Brano di testo:

L'ex consigliere regionale apre a un suo rientro in politica

Sanremo. L’ex consigliere regionale di Alleanza Nazionale Alessio Saso, ospite dei nostri studi, commenta la recente assoluzione (perché il fatto non sussiste) ottenuta in Corte d’appello a Genova la settimana scorsa nell’ambito del cosiddetto processo “spese pazze“, indagine che ha interessato decine di  rappresentanti regionali  dal 2012 e che non è ancora arrivata a compimento.

alessio saso collage

«Era il 2012 quando ho ricevuto l’avviso di garanzia, mi sono subito fatto interrogare nel pubblico ministero Pinto che mi contestava complessivamente 2.500  euro, una cifra direi contenuta composta essenzialmente di pranzi e cene. Preciso che non era necessario dare nessuna giustificazione nel momento in cui uno faceva la spesa e, quindi, a distanza di anni mi veniva chiesto di spiegare. Non si trattava di miei pranzi personali in Liguria o in altre parti d’Italia, erano incontri che si decideva di fare a tavola, con le categorie, dagli Alpini alla Confesercenti, alla Confcommercio, invece di prendere una sala. Inoltre,  si trattava anche di importi piuttosto modesti, una media di 30 euro a coperto. Comunque, mi sono impegnato portando testimoni a processo, permettendo la fotocopiatura delle mie agende. Sono riuscito a dimostrare in maniera chiara per più della metà di queste spese. Per le altre non è che non sia riuscito a dimostrarlo è che non avevo sempre a disposizione il testimone chiave», racconta Alessio Saso.

In primo grado Saso era stato condannato a 2 anni e 10 mesi di reclusione a fronte di una contestazione di 1.300 euro di note spese (per pranzi di rappresentanza) che per la procura genovese non erano giustificati.

Voci fornite:
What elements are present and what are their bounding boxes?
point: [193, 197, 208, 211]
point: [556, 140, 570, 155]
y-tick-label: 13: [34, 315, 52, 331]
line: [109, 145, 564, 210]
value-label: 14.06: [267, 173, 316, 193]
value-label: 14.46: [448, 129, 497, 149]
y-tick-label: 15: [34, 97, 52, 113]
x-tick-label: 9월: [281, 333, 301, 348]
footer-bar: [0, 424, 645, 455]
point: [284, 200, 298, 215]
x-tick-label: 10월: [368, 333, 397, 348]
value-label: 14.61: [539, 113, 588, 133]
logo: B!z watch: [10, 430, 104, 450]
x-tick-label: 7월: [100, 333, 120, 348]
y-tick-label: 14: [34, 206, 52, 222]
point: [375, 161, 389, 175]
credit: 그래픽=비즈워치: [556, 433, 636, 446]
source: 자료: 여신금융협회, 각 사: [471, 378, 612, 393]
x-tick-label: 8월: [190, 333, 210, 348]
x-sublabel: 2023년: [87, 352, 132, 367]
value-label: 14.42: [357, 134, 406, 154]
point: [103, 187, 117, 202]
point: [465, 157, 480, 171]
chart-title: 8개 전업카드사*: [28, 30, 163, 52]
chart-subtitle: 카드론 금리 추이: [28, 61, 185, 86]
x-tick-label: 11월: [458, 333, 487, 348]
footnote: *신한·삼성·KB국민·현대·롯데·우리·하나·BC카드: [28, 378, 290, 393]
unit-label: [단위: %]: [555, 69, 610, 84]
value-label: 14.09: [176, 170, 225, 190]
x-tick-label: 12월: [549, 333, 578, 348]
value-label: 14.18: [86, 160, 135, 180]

Operazioni da svolgere:
1. Trascrivi dal brano, senza modifiche, il passo che comincia con "Sanremo. L’ex consigliere" e prosegue fino a "arrivata a compimento.".
2. Secondo il brano, a quale pena era stato condannato Alessio Saso in primo grado?

Risultati attesi:
1.
Sanremo. L’ex consigliere regionale di Alleanza Nazionale Alessio Saso, ospite dei nostri studi, commenta la recente assoluzione (perché il fatto non sussiste) ottenuta in Corte d’appello a Genova la settimana scorsa nell’ambito del cosiddetto processo “spese pazze“, indagine che ha interessato decine di  rappresentanti regionali  dal 2012 e che non è ancora arrivata a compimento.

2. A 2 anni e 10 mesi di reclusione.